- Do this -
Reproduce the listing below word for word and line for line, leaving out any picture.

- Entries supplied -
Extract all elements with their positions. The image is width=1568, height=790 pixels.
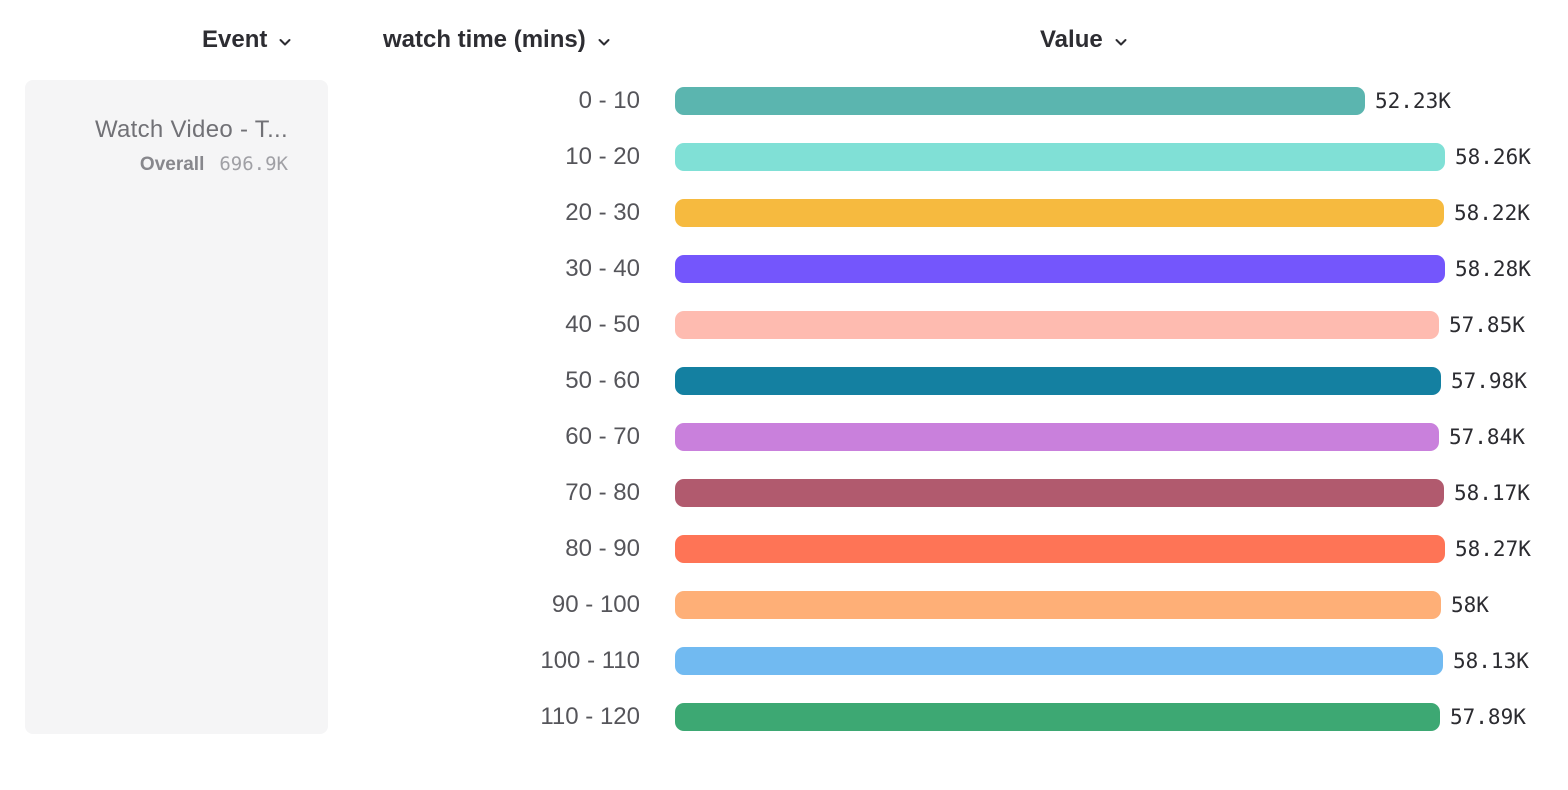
horizontal-bar-chart: 0 - 10 52.23K 10 - 20 58.26K 20 - 30 58.22K 30… (0, 73, 1568, 745)
chart-row: 0 - 10 52.23K (0, 73, 1568, 129)
bar-value: 58.17K (1454, 481, 1530, 505)
overall-label: Overall (139, 154, 205, 175)
bar-value: 57.84K (1449, 425, 1525, 449)
bar-50-60[interactable] (675, 367, 1441, 395)
bucket-label: 30 - 40 (565, 255, 640, 282)
bucket-label: 90 - 100 (551, 591, 640, 618)
event-overall-row: Overall 696.9K (95, 153, 288, 176)
column-header-breakdown[interactable]: watch time (mins) (383, 26, 612, 54)
event-card-content: Watch Video - T... Overall 696.9K (95, 116, 288, 176)
chart-row: 50 - 60 57.98K (0, 353, 1568, 409)
bar-30-40[interactable] (675, 255, 1445, 283)
chart-row: 40 - 50 57.85K (0, 297, 1568, 353)
bucket-label: 110 - 120 (540, 703, 640, 730)
chevron-down-icon (1113, 34, 1129, 50)
bar-80-90[interactable] (675, 535, 1445, 563)
column-header-event[interactable]: Event (202, 26, 293, 54)
bucket-label: 80 - 90 (565, 535, 640, 562)
event-card[interactable]: Watch Video - T... Overall 696.9K (25, 80, 328, 734)
bar-value: 57.89K (1450, 705, 1526, 729)
bar-value: 58.28K (1455, 257, 1531, 281)
chart-row: 20 - 30 58.22K (0, 185, 1568, 241)
overall-value: 696.9K (219, 153, 288, 175)
chart-row: 90 - 100 58K (0, 577, 1568, 633)
chevron-down-icon (596, 34, 612, 50)
bar-90-100[interactable] (675, 591, 1441, 619)
chart-row: 30 - 40 58.28K (0, 241, 1568, 297)
bar-40-50[interactable] (675, 311, 1439, 339)
bucket-label: 70 - 80 (565, 479, 640, 506)
bar-60-70[interactable] (675, 423, 1439, 451)
bar-value: 58.22K (1454, 201, 1530, 225)
bucket-label: 60 - 70 (565, 423, 640, 450)
bar-0-10[interactable] (675, 87, 1365, 115)
chart-row: 60 - 70 57.84K (0, 409, 1568, 465)
bucket-label: 50 - 60 (565, 367, 640, 394)
chart-row: 100 - 110 58.13K (0, 633, 1568, 689)
column-header-event-label: Event (202, 26, 268, 53)
bar-value: 58.13K (1453, 649, 1529, 673)
bar-70-80[interactable] (675, 479, 1444, 507)
bar-100-110[interactable] (675, 647, 1443, 675)
bucket-label: 0 - 10 (578, 87, 640, 114)
bucket-label: 20 - 30 (565, 199, 640, 226)
column-header-breakdown-label: watch time (mins) (383, 26, 586, 53)
bar-value: 58.26K (1455, 145, 1531, 169)
bucket-label: 10 - 20 (565, 143, 640, 170)
bar-110-120[interactable] (675, 703, 1440, 731)
bar-value: 52.23K (1375, 89, 1451, 113)
column-header-value[interactable]: Value (1040, 26, 1129, 54)
bar-value: 58.27K (1455, 537, 1531, 561)
chart-row: 70 - 80 58.17K (0, 465, 1568, 521)
bar-value: 58K (1451, 593, 1489, 617)
bucket-label: 40 - 50 (565, 311, 640, 338)
chart-row: 10 - 20 58.26K (0, 129, 1568, 185)
chart-row: 110 - 120 57.89K (0, 689, 1568, 745)
bucket-label: 100 - 110 (540, 647, 640, 674)
bar-value: 57.98K (1451, 369, 1527, 393)
bar-20-30[interactable] (675, 199, 1444, 227)
column-header-value-label: Value (1040, 26, 1103, 53)
chevron-down-icon (277, 34, 293, 50)
event-name: Watch Video - T... (94, 116, 288, 143)
bar-10-20[interactable] (675, 143, 1445, 171)
chart-row: 80 - 90 58.27K (0, 521, 1568, 577)
bar-value: 57.85K (1449, 313, 1525, 337)
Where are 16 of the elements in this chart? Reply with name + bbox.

- Exercise output -
Extract all elements with their positions. The image is width=1568, height=790 pixels.
horizontal-bar-chart: 0 - 10 52.23K 10 - 20 58.26K 20 - 30 58.22K 30… (0, 73, 1568, 745)
chart-row: 0 - 10 52.23K (0, 73, 1568, 129)
bar-value: 58.17K (1454, 481, 1530, 505)
overall-label: Overall (139, 154, 205, 175)
bar-value: 57.84K (1449, 425, 1525, 449)
bar-50-60[interactable] (675, 367, 1441, 395)
bucket-label: 30 - 40 (565, 255, 640, 282)
bucket-label: 90 - 100 (551, 591, 640, 618)
event-overall-row: Overall 696.9K (95, 153, 288, 176)
column-header-breakdown[interactable]: watch time (mins) (383, 26, 612, 54)
event-card-content: Watch Video - T... Overall 696.9K (95, 116, 288, 176)
chart-row: 50 - 60 57.98K (0, 353, 1568, 409)
bar-30-40[interactable] (675, 255, 1445, 283)
chart-row: 40 - 50 57.85K (0, 297, 1568, 353)
bucket-label: 110 - 120 (540, 703, 640, 730)
chevron-down-icon (1113, 34, 1129, 50)
bar-80-90[interactable] (675, 535, 1445, 563)
column-header-event[interactable]: Event (202, 26, 293, 54)
bucket-label: 80 - 90 (565, 535, 640, 562)
event-card[interactable]: Watch Video - T... Overall 696.9K (25, 80, 328, 734)
bar-value: 57.89K (1450, 705, 1526, 729)
bar-value: 58.28K (1455, 257, 1531, 281)
chart-row: 20 - 30 58.22K (0, 185, 1568, 241)
overall-value: 696.9K (219, 153, 288, 175)
chart-row: 90 - 100 58K (0, 577, 1568, 633)
chevron-down-icon (596, 34, 612, 50)
bar-90-100[interactable] (675, 591, 1441, 619)
chart-row: 30 - 40 58.28K (0, 241, 1568, 297)
bar-40-50[interactable] (675, 311, 1439, 339)
bucket-label: 70 - 80 (565, 479, 640, 506)
bar-60-70[interactable] (675, 423, 1439, 451)
bar-value: 58.22K (1454, 201, 1530, 225)
bucket-label: 60 - 70 (565, 423, 640, 450)
bar-0-10[interactable] (675, 87, 1365, 115)
chart-row: 60 - 70 57.84K (0, 409, 1568, 465)
bucket-label: 50 - 60 (565, 367, 640, 394)
chart-row: 100 - 110 58.13K (0, 633, 1568, 689)
column-header-event-label: Event (202, 26, 268, 53)
bar-value: 58.13K (1453, 649, 1529, 673)
bar-70-80[interactable] (675, 479, 1444, 507)
bar-100-110[interactable] (675, 647, 1443, 675)
bucket-label: 0 - 10 (578, 87, 640, 114)
bucket-label: 20 - 30 (565, 199, 640, 226)
column-header-breakdown-label: watch time (mins) (383, 26, 586, 53)
bar-value: 58.26K (1455, 145, 1531, 169)
bucket-label: 10 - 20 (565, 143, 640, 170)
bar-110-120[interactable] (675, 703, 1440, 731)
bar-value: 52.23K (1375, 89, 1451, 113)
column-header-value[interactable]: Value (1040, 26, 1129, 54)
bar-value: 58.27K (1455, 537, 1531, 561)
chart-row: 70 - 80 58.17K (0, 465, 1568, 521)
bar-value: 58K (1451, 593, 1489, 617)
bucket-label: 40 - 50 (565, 311, 640, 338)
chart-row: 10 - 20 58.26K (0, 129, 1568, 185)
chart-row: 110 - 120 57.89K (0, 689, 1568, 745)
bucket-label: 100 - 110 (540, 647, 640, 674)
bar-value: 57.98K (1451, 369, 1527, 393)
bar-20-30[interactable] (675, 199, 1444, 227)
column-header-value-label: Value (1040, 26, 1103, 53)
chevron-down-icon (277, 34, 293, 50)
event-name: Watch Video - T... (94, 116, 288, 143)
bar-10-20[interactable] (675, 143, 1445, 171)
chart-row: 80 - 90 58.27K (0, 521, 1568, 577)
bar-value: 57.85K (1449, 313, 1525, 337)
Where are 16 of the elements in this chart? Reply with name + bbox.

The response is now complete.